Task statement: From the entries below, pull out each line where "text" appears.

----- Information given -----

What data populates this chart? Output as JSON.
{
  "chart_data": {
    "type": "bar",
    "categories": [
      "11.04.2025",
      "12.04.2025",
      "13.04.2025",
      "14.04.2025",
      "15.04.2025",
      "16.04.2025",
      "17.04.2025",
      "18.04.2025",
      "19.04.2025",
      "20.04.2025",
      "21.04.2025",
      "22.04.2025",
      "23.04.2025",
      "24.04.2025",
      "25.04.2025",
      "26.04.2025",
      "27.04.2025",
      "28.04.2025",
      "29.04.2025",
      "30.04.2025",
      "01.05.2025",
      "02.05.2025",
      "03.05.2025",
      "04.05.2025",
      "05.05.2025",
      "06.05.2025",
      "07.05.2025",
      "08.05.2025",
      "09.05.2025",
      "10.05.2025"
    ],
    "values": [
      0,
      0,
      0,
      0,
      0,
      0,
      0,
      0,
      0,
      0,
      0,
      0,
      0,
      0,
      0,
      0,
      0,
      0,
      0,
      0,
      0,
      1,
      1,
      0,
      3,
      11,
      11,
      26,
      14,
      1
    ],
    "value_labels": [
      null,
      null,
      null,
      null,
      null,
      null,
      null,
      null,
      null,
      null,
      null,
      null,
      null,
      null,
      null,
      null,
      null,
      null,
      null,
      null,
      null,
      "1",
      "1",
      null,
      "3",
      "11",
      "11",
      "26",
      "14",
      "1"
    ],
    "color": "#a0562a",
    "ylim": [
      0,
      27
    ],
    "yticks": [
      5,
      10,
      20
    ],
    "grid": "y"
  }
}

-----
----- Information given -----

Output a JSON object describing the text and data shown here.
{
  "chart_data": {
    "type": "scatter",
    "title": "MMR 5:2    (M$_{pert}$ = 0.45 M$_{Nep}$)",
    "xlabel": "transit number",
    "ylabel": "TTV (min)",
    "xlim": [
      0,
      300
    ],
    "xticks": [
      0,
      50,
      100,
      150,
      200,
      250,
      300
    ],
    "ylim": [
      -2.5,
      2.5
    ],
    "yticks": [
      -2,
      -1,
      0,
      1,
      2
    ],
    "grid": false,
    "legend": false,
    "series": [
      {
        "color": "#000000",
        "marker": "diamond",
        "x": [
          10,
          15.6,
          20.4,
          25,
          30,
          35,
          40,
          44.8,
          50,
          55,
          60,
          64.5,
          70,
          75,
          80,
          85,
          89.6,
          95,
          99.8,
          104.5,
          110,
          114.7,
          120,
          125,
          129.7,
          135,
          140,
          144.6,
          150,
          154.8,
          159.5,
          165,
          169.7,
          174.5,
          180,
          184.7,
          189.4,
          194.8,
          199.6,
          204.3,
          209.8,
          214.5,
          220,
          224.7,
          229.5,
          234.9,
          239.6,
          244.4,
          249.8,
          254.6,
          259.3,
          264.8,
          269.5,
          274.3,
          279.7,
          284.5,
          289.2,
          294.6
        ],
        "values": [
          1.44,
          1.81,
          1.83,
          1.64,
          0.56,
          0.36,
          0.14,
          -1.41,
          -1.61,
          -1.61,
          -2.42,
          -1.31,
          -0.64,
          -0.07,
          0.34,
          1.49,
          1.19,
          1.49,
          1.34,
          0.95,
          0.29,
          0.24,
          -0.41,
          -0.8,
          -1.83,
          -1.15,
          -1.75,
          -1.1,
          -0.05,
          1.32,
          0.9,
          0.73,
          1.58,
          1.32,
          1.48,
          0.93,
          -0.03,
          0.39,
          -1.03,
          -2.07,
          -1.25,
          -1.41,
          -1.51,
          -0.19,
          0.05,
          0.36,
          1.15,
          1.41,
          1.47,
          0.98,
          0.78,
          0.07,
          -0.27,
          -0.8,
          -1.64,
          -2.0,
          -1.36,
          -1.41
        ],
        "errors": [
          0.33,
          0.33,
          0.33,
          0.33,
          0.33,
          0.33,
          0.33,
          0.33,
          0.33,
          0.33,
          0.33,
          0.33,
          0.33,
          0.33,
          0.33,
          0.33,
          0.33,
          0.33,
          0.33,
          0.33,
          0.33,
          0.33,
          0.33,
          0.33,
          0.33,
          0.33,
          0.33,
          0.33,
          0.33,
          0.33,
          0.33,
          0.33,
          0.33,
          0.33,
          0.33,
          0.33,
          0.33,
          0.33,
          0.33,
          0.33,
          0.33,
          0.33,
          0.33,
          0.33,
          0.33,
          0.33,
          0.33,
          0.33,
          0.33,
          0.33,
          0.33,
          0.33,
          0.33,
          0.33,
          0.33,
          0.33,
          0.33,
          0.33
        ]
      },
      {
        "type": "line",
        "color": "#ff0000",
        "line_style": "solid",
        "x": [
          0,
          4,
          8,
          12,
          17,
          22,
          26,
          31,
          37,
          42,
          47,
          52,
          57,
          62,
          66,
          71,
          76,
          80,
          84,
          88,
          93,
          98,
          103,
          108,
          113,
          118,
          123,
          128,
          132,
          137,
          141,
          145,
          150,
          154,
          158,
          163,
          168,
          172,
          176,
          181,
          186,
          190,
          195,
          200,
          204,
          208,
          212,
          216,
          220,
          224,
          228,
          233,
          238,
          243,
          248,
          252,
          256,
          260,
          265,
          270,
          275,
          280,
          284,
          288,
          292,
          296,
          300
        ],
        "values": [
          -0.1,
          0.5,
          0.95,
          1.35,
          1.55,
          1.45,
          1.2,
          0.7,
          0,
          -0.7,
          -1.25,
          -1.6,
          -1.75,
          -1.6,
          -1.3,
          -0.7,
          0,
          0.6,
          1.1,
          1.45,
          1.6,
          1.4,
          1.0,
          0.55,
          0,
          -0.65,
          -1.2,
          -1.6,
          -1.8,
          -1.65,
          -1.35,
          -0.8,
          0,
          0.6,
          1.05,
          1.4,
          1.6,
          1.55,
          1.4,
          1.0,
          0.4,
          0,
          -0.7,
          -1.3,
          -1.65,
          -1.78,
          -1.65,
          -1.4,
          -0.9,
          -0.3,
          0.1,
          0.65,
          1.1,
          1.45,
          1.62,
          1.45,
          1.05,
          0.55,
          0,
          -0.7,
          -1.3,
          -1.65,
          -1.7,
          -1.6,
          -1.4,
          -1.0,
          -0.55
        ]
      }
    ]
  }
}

-----
----- Information given -----

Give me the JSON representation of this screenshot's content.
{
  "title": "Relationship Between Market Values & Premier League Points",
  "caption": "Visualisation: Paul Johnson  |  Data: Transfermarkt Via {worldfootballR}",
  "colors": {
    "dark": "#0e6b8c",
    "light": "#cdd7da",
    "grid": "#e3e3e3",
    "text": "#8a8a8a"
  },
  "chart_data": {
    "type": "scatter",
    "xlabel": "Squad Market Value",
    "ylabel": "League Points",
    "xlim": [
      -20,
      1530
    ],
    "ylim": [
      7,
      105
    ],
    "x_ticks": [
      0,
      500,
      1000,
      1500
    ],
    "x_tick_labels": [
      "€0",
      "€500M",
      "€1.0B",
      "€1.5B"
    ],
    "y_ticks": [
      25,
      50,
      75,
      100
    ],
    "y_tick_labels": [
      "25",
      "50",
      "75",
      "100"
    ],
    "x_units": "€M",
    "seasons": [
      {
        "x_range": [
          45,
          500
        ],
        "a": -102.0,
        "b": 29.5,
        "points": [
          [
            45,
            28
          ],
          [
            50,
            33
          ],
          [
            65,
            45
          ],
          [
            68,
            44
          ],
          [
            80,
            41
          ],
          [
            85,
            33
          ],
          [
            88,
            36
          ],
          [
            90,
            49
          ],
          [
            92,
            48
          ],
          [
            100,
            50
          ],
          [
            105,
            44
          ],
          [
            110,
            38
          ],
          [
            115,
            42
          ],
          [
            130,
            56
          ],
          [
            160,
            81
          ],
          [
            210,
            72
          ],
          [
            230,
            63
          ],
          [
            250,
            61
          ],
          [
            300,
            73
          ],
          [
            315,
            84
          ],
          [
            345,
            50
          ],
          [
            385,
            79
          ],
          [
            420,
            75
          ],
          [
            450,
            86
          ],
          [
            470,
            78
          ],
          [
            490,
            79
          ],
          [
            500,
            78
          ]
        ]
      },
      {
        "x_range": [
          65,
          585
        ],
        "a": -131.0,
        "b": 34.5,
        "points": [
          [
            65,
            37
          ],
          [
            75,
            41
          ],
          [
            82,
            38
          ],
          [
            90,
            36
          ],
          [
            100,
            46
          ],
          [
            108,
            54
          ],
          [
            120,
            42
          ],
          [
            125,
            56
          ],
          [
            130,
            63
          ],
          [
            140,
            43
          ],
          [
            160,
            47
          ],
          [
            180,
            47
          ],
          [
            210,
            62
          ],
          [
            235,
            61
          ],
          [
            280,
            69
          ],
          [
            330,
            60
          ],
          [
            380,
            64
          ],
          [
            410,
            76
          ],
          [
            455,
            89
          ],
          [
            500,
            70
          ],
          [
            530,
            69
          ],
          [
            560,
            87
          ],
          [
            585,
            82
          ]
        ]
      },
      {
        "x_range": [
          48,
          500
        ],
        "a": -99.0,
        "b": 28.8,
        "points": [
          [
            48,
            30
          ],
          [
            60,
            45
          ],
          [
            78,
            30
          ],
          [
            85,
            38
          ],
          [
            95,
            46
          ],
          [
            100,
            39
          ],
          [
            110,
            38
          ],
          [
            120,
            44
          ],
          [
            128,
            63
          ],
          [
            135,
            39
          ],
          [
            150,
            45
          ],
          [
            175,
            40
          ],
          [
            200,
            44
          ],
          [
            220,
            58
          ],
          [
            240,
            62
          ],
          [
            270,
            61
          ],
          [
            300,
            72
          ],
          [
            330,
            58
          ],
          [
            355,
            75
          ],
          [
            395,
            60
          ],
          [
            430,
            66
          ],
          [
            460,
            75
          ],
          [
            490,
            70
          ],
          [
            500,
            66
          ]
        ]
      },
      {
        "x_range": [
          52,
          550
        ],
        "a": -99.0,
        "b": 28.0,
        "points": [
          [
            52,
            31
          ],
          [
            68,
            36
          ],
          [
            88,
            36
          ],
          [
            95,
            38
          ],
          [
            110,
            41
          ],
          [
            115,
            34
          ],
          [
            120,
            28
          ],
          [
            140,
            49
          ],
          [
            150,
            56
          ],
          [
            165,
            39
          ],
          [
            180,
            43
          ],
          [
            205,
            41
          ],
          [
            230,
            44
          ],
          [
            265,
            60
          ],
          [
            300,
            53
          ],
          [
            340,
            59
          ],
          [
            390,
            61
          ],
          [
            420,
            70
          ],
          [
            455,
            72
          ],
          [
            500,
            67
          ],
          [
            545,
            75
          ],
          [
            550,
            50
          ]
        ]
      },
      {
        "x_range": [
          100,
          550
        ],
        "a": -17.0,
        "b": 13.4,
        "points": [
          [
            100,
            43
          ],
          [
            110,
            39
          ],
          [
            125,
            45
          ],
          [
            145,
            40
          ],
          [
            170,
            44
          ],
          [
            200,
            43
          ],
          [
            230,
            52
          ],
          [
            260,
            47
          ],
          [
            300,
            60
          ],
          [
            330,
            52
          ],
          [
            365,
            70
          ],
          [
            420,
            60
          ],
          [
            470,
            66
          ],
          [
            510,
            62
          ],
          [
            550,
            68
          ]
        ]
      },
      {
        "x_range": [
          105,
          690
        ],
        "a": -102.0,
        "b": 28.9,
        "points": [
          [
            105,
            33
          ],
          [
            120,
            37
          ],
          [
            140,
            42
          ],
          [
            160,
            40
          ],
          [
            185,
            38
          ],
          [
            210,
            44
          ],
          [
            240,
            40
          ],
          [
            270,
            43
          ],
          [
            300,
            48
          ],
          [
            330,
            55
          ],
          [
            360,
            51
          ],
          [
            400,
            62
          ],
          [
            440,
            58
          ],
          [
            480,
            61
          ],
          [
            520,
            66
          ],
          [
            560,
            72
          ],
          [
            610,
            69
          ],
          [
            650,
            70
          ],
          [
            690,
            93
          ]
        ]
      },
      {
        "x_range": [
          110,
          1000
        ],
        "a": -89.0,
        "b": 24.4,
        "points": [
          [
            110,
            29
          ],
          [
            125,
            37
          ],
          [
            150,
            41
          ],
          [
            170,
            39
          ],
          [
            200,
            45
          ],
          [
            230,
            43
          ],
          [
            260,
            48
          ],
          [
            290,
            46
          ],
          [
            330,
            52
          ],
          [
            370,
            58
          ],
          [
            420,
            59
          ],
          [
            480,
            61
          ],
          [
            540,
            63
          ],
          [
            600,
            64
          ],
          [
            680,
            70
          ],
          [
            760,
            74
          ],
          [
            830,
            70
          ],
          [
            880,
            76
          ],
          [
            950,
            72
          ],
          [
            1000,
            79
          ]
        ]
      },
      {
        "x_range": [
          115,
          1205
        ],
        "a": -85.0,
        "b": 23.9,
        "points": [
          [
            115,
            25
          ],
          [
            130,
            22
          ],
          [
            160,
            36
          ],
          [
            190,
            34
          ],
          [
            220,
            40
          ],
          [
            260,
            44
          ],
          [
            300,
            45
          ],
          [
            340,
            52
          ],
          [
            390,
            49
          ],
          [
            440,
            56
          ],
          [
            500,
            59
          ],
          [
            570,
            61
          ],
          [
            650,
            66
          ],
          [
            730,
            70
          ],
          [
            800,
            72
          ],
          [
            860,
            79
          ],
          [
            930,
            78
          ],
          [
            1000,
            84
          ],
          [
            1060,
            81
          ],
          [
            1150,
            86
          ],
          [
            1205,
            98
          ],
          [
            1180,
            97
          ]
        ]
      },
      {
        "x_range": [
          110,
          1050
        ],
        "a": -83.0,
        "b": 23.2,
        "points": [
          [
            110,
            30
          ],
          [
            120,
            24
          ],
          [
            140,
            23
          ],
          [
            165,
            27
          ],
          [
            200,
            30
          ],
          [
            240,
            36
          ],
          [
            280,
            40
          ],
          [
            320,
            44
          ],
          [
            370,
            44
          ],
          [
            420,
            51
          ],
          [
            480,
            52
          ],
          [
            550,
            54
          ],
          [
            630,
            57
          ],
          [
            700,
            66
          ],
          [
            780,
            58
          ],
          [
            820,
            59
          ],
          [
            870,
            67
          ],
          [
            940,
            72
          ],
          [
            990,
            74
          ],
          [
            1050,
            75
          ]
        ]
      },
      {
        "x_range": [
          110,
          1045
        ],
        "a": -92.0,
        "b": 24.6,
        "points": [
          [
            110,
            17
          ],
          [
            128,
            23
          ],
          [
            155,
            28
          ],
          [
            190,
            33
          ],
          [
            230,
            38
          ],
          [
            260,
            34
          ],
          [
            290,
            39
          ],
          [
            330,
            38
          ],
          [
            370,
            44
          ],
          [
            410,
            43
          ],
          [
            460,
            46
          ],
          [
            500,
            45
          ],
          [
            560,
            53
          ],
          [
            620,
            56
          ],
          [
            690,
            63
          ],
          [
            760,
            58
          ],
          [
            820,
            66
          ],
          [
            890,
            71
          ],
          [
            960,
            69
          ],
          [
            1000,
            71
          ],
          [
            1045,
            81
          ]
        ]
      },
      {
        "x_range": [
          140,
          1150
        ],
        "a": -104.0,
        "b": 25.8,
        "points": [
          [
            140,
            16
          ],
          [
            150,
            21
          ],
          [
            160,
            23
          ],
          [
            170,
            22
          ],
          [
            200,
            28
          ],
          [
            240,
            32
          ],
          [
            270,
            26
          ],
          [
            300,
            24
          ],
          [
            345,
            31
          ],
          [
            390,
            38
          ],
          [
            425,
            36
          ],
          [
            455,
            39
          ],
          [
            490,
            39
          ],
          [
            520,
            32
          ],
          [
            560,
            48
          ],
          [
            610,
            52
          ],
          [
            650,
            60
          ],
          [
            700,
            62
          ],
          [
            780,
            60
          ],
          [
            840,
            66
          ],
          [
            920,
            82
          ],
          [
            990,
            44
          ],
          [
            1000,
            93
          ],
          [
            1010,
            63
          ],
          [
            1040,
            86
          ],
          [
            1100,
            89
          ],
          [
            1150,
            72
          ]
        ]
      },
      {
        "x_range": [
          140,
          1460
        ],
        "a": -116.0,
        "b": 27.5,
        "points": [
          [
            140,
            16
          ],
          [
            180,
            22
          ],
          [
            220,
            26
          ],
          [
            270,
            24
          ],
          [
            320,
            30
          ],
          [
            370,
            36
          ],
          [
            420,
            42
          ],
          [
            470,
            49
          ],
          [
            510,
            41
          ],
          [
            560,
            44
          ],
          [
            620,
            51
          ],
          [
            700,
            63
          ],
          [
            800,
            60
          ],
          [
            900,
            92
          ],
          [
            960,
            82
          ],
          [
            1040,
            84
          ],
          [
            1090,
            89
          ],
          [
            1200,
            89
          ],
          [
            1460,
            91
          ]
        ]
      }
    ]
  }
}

-----

In response:
Output a JSON object describing the text and data shown here.
    "text": "#8a8a8a"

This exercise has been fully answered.